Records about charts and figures

[START]

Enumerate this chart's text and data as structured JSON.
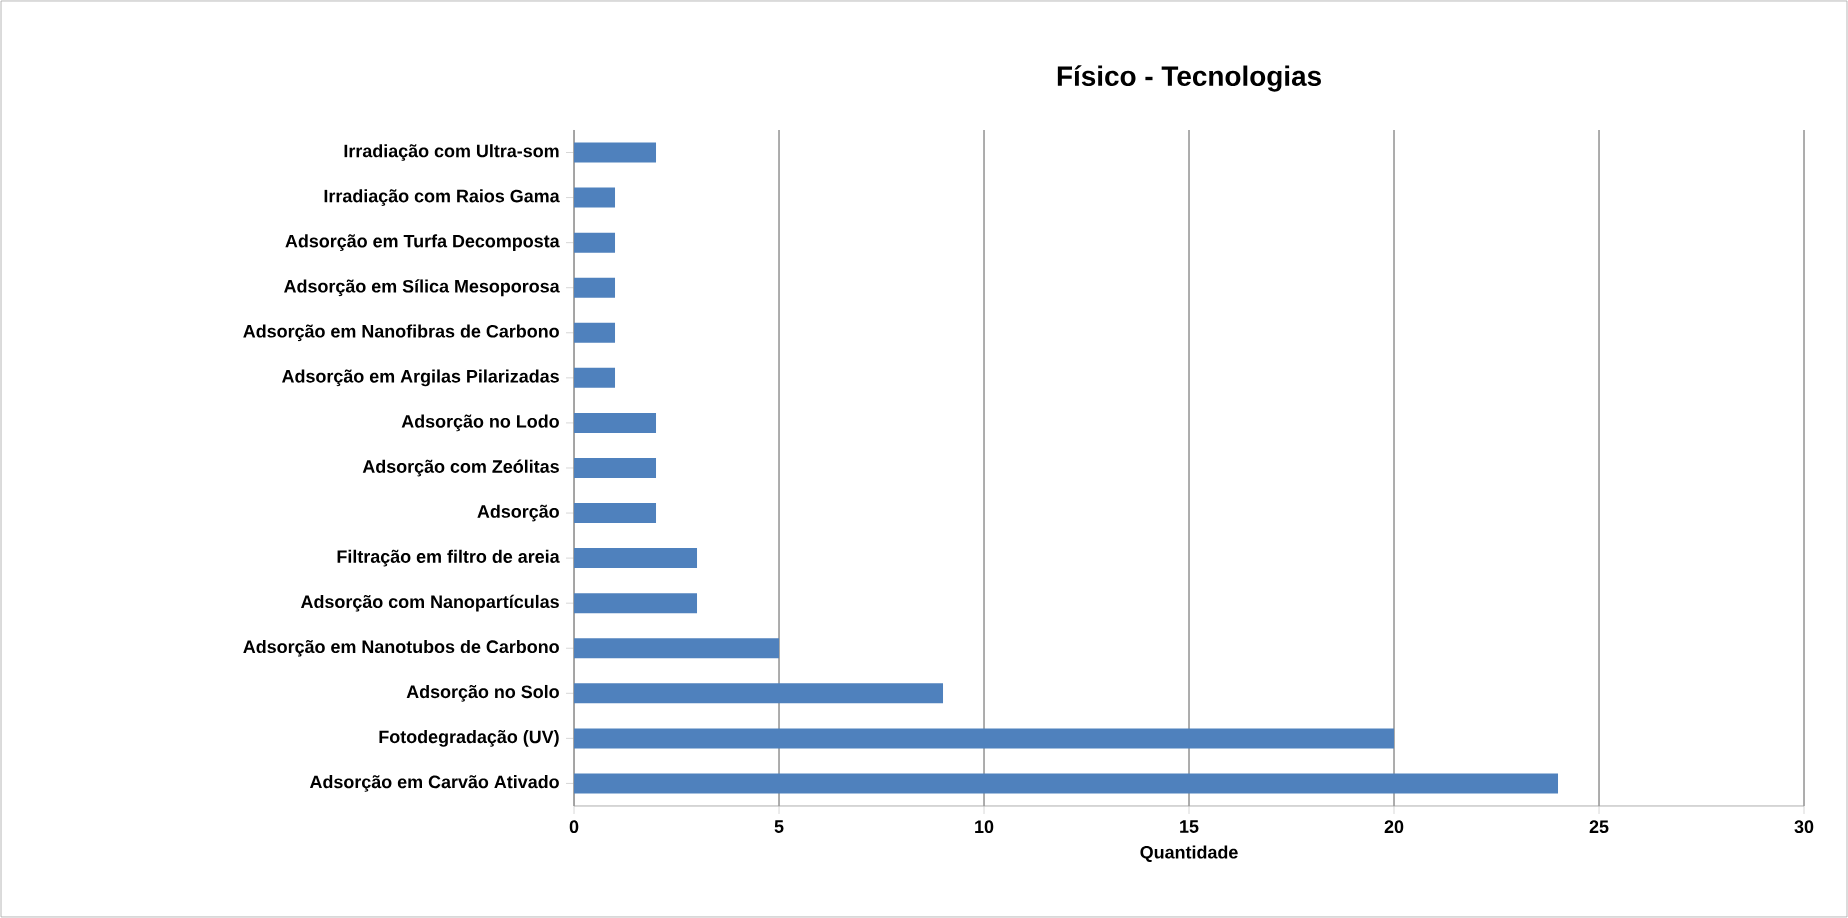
{
  "chart_data": {
    "type": "bar",
    "orientation": "horizontal",
    "title": "Físico - Tecnologias",
    "xlabel": "Quantidade",
    "categories": [
      "Irradiação com Ultra-som",
      "Irradiação com Raios Gama",
      "Adsorção em Turfa Decomposta",
      "Adsorção em Sílica Mesoporosa",
      "Adsorção em Nanofibras de Carbono",
      "Adsorção em Argilas Pilarizadas",
      "Adsorção no Lodo",
      "Adsorção com Zeólitas",
      "Adsorção",
      "Filtração em filtro de areia",
      "Adsorção com Nanopartículas",
      "Adsorção em Nanotubos de Carbono",
      "Adsorção no Solo",
      "Fotodegradação (UV)",
      "Adsorção em Carvão Ativado"
    ],
    "values": [
      2,
      1,
      1,
      1,
      1,
      1,
      2,
      2,
      2,
      3,
      3,
      5,
      9,
      20,
      24
    ],
    "color": "#4f81bd",
    "xlim": [
      0,
      30
    ],
    "xticks": [
      0,
      5,
      10,
      15,
      20,
      25,
      30
    ],
    "grid": "x"
  }
}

[END]

Task description - Quote every line of the records above exactly; no picture is to be copied.

Solution to this exercise -
Enumerate this chart's text and data as structured JSON.
{
  "chart_data": {
    "type": "bar",
    "orientation": "horizontal",
    "title": "Físico - Tecnologias",
    "xlabel": "Quantidade",
    "categories": [
      "Irradiação com Ultra-som",
      "Irradiação com Raios Gama",
      "Adsorção em Turfa Decomposta",
      "Adsorção em Sílica Mesoporosa",
      "Adsorção em Nanofibras de Carbono",
      "Adsorção em Argilas Pilarizadas",
      "Adsorção no Lodo",
      "Adsorção com Zeólitas",
      "Adsorção",
      "Filtração em filtro de areia",
      "Adsorção com Nanopartículas",
      "Adsorção em Nanotubos de Carbono",
      "Adsorção no Solo",
      "Fotodegradação (UV)",
      "Adsorção em Carvão Ativado"
    ],
    "values": [
      2,
      1,
      1,
      1,
      1,
      1,
      2,
      2,
      2,
      3,
      3,
      5,
      9,
      20,
      24
    ],
    "color": "#4f81bd",
    "xlim": [
      0,
      30
    ],
    "xticks": [
      0,
      5,
      10,
      15,
      20,
      25,
      30
    ],
    "grid": "x"
  }
}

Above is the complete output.